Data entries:
◆ ◆ ◆ ◆ ◆ ◆ ◆

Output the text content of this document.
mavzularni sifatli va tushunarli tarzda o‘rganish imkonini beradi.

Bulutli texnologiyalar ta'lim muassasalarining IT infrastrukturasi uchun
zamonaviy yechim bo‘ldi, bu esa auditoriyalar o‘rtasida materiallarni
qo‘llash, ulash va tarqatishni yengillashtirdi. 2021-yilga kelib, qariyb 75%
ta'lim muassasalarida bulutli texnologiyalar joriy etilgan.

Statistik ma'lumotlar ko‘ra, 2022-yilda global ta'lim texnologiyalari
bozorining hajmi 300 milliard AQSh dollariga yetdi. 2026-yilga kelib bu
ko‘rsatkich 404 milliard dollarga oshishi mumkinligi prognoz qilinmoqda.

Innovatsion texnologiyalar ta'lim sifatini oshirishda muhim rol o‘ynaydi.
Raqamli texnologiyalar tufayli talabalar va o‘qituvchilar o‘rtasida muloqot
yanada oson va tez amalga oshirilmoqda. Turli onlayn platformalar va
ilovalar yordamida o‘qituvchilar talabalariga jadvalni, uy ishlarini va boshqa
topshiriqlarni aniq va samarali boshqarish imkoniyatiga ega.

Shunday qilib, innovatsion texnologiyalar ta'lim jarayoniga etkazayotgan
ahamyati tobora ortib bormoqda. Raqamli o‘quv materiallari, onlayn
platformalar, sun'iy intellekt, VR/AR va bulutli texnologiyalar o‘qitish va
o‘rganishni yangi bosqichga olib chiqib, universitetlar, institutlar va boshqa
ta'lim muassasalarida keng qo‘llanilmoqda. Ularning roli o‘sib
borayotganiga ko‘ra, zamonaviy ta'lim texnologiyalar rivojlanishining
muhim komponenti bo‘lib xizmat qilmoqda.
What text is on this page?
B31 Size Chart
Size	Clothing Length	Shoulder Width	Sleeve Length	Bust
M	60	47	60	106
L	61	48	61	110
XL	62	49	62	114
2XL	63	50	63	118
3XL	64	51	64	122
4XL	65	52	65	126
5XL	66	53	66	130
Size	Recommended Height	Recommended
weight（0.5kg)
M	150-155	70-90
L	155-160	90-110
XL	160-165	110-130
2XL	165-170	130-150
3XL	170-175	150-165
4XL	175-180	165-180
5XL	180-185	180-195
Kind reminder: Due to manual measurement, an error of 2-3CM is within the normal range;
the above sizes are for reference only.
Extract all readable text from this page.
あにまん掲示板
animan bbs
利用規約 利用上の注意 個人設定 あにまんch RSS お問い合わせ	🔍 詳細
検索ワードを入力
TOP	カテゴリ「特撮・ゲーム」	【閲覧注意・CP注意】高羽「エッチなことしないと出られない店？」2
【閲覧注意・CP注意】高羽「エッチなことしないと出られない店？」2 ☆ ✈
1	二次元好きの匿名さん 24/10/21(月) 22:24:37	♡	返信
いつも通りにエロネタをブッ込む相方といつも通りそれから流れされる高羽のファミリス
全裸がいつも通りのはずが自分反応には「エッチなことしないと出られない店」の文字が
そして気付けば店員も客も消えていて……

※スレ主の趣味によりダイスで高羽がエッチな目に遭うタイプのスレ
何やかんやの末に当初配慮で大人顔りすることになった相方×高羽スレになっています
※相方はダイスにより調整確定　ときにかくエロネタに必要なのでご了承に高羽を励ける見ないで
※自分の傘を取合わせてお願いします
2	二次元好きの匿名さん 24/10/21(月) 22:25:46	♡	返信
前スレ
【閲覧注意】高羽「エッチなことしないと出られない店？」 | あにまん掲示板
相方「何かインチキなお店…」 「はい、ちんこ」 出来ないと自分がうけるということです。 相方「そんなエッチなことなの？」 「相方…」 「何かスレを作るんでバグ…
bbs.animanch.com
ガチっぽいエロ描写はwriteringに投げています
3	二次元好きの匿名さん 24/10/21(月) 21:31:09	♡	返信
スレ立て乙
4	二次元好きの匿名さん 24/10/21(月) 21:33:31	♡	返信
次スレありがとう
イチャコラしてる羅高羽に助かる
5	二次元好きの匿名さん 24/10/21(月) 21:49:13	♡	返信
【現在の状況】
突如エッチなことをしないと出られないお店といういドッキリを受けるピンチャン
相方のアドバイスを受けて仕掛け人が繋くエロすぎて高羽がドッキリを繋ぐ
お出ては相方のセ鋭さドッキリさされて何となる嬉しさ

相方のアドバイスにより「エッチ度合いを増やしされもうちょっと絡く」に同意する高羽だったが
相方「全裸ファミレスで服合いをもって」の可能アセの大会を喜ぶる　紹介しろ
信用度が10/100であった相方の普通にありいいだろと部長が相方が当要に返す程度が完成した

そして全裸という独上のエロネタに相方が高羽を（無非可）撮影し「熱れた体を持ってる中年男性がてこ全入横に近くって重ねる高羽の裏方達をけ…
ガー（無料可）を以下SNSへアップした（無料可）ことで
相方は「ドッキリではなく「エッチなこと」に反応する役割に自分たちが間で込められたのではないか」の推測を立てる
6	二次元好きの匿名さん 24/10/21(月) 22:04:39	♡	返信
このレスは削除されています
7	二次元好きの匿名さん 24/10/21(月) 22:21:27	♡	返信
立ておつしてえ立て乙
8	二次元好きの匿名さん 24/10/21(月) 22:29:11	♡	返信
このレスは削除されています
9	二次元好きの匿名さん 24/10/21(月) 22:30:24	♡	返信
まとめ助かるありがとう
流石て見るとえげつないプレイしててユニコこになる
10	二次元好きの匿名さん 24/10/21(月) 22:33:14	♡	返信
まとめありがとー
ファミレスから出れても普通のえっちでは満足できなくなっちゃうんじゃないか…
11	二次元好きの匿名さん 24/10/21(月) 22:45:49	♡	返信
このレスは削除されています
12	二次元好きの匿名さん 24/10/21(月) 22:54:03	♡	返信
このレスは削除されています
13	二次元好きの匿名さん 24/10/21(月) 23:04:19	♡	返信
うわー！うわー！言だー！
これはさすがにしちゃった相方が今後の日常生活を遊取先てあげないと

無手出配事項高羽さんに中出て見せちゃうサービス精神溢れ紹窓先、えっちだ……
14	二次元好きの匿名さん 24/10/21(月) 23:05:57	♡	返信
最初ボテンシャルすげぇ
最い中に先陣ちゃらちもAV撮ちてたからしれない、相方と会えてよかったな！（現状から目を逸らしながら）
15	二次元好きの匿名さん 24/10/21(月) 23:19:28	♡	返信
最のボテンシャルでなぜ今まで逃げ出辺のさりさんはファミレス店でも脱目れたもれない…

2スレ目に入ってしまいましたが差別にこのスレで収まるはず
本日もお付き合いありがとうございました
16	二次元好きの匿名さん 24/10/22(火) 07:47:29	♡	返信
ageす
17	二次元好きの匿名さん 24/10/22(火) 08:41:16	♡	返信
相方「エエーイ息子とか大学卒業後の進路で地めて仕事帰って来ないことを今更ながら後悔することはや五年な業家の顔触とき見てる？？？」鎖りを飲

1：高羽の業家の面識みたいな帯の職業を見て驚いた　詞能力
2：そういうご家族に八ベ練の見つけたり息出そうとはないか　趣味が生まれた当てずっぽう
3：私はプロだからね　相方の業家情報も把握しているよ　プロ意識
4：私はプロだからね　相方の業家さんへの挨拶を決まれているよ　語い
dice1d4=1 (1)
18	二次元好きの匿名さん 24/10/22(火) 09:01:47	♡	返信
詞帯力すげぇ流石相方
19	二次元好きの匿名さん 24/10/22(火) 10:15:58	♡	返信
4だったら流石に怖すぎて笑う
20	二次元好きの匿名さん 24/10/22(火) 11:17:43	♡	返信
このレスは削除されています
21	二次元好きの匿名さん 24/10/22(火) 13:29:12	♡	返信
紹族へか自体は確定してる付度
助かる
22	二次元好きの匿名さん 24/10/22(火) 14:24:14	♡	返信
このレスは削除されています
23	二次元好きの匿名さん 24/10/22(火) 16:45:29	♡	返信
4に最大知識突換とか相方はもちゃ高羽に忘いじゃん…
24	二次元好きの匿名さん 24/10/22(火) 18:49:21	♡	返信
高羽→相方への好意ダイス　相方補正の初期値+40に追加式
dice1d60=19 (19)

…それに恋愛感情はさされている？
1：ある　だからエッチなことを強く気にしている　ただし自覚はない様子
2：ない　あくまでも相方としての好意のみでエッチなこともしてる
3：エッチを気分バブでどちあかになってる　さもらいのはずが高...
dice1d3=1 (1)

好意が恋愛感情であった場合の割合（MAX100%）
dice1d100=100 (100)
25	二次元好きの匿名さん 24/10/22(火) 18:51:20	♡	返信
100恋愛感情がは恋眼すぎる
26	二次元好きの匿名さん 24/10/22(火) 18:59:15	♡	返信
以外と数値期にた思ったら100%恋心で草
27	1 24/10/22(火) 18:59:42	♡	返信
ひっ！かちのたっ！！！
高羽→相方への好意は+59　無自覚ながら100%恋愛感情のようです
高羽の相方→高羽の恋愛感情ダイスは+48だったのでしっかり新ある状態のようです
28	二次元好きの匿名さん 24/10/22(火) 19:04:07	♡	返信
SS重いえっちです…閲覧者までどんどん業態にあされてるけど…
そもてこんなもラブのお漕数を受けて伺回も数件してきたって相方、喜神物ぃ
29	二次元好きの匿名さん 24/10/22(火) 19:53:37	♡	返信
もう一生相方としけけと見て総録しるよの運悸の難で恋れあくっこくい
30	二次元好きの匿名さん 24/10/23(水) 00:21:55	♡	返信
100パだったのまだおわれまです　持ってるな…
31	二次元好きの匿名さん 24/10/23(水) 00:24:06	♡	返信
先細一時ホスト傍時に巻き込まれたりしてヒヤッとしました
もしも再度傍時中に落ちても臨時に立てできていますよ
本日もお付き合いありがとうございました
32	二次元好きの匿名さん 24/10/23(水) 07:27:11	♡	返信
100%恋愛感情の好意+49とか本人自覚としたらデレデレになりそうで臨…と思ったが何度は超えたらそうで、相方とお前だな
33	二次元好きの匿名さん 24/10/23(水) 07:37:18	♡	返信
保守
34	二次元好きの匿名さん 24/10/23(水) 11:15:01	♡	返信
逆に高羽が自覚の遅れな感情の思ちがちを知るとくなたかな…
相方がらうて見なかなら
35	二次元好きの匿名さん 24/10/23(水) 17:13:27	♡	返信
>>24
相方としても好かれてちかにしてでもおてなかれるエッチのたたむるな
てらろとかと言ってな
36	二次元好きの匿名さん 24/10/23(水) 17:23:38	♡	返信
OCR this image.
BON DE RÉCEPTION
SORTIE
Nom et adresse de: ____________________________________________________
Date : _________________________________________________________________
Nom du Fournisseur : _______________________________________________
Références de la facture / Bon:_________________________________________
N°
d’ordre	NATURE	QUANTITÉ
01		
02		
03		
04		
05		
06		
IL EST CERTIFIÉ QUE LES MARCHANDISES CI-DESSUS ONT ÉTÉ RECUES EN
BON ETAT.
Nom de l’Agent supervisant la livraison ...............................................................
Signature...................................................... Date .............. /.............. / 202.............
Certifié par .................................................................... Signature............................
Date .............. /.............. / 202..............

◆ ◆ ◆ ◆ ◆ ◆ ◆

• _Aim_: Tally the lines of the records holding the word "CP注意", then state only the tally.

• _Solution to this exercise_: 2